── SOURCE EXTRACT

Data Center Growth Remains Strong Despite Geographic Shifts

Data center revenue reached $35.6 billion in the fourth quarter, up 93% year-over-year. While China revenue remains around half of pre-export-control levels, strong U.S. demand helped drive 16% sequential growth.

Data center revenue of $35.6 billion was a record, up 16% sequentially and 93% year-on-year, as the Blackwell ramp commenced and Hopper 200 continued sequential growth.

-- Colette Kress, CFO

The company expects China to maintain its current percentage of revenue going forward, suggesting other regions can sustain growth trajectories.

Product Roadmap Shows Consistent Innovation Pace

Management confirmed the upcoming launch of Blackwell Ultra in the second half of 2025, maintaining its annual product cadence. They also referenced development of the next-generation "Vera Rubin" architecture.

The next train is on an annual rhythm and Blackwell Ultra with new networking, new memories and of course, new processors, and all of that is coming online. We have been working with all of our partners and customers, laying this out.

-- Jensen Huang, CEO

The system architecture compatibility between Blackwell and Blackwell Ultra should enable smoother customer transitions compared to previous generations.

Margin Profile Evolving with Product Mix

Gross margins will remain in the low 70s as Blackwell ramps, with improvement opportunities once initial production stabilizes.

────
── ENTRIES SHOWN

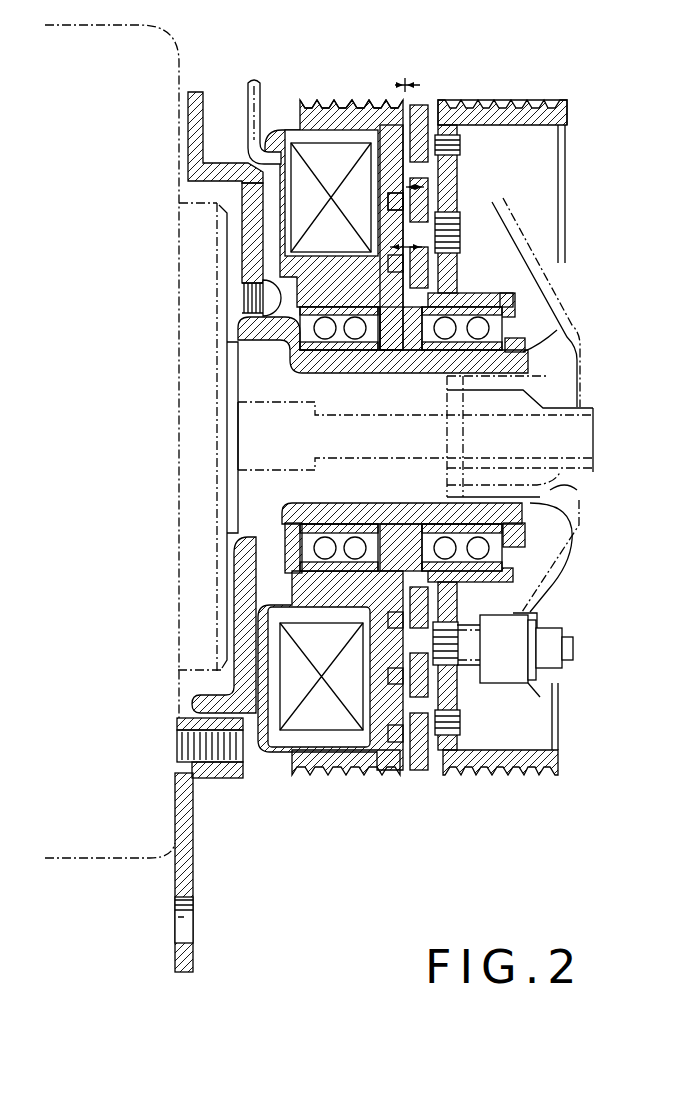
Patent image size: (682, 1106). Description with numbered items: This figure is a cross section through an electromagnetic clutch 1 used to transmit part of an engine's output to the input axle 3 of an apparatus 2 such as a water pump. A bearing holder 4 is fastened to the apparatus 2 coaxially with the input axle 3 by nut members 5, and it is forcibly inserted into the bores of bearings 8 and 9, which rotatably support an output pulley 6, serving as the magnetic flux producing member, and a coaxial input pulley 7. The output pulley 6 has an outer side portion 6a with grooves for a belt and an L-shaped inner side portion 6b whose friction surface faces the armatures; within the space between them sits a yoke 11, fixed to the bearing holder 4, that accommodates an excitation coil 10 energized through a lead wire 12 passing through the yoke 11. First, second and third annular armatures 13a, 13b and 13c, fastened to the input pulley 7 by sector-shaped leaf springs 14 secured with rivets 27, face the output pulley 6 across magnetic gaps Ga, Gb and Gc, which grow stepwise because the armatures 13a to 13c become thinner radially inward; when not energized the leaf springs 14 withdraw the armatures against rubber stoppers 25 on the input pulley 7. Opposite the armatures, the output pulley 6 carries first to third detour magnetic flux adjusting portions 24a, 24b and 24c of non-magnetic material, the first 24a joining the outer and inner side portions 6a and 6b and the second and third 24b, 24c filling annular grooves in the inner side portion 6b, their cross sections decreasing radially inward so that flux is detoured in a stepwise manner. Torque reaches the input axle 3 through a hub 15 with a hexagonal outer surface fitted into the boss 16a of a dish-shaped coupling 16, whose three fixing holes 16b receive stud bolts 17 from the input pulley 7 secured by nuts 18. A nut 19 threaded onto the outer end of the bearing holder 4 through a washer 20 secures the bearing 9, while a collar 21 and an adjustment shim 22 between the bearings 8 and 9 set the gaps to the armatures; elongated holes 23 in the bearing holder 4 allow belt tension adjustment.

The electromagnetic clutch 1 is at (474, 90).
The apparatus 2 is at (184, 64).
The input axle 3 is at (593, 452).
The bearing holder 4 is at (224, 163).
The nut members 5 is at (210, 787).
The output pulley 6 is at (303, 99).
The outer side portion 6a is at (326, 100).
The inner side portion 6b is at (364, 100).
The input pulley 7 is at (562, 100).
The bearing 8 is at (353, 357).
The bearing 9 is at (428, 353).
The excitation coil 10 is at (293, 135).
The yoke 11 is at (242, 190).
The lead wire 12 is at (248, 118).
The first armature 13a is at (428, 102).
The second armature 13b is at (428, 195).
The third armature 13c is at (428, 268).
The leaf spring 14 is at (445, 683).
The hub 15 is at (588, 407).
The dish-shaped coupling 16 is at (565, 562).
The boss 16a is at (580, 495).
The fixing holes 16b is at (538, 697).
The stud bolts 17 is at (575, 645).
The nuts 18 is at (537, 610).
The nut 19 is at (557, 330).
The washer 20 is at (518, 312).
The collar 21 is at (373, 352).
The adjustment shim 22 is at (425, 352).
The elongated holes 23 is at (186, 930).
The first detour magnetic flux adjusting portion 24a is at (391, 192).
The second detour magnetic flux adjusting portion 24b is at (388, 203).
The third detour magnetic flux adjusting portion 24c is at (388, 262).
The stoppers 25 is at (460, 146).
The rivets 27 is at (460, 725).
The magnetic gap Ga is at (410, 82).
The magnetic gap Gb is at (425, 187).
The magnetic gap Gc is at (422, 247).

────
── ENTRIES SHOWN

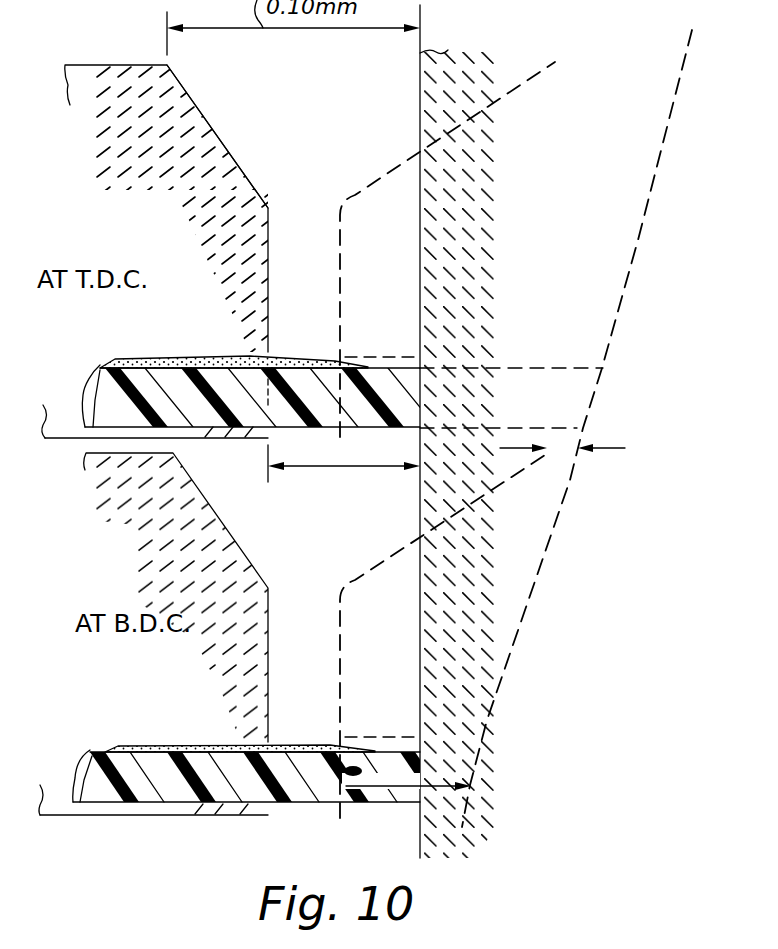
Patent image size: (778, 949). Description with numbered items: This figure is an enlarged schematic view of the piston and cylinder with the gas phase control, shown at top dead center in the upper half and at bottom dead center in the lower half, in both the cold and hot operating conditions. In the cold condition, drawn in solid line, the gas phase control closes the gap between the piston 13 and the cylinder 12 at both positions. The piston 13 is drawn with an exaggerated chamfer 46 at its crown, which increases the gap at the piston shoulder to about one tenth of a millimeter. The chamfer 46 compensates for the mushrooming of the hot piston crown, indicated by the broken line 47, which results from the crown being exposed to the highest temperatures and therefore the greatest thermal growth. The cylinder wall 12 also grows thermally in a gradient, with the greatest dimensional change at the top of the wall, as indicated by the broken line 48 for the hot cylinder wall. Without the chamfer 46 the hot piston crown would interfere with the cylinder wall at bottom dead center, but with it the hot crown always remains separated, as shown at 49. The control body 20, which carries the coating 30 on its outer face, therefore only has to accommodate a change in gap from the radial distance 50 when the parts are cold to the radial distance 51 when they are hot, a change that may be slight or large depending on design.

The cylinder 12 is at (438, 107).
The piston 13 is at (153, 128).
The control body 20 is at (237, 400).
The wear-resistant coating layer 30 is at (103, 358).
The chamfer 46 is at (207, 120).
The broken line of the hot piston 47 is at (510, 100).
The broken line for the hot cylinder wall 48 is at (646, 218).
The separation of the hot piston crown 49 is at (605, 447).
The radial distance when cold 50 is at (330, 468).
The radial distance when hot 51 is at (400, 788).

────

■ EXERCISE TASKS ■
1. Repeat the passage of the earnings summary from "Margin Profile Evolving" to "initial production stabilizes.".
2. Carry the earnings summary forward from its final sentence.
The data above is separate material, apart from the earnings summary.

■ EXPECTED RESULTS ■
1.
Margin Profile Evolving with Product Mix

Gross margins will remain in the low 70s as Blackwell ramps, with improvement opportunities once initial production stabilizes.

2.
During our Blackwell ramp, our gross margins will be in the low 70s. At this point, we are focusing on expediting our manufacturing ... to make sure that we can provide to customers as soon as possible.

-- Colette Kress, CFO

Management cited multiple opportunities to improve costs and margins once initial production goals are met.

Looking Ahead

Nvidia's management expressed confidence in sustained demand, highlighting the expanding role of AI across industries. The company appears well-positioned with its full stack approach spanning hardware, networking, and software. As CEO Jensen Huang emphasized:

No technology has ever had the opportunity to address a larger part of the world's GDP than AI. No software tool ever has. ... When you take a step back and look at it from that perspective, we're really just in the beginning.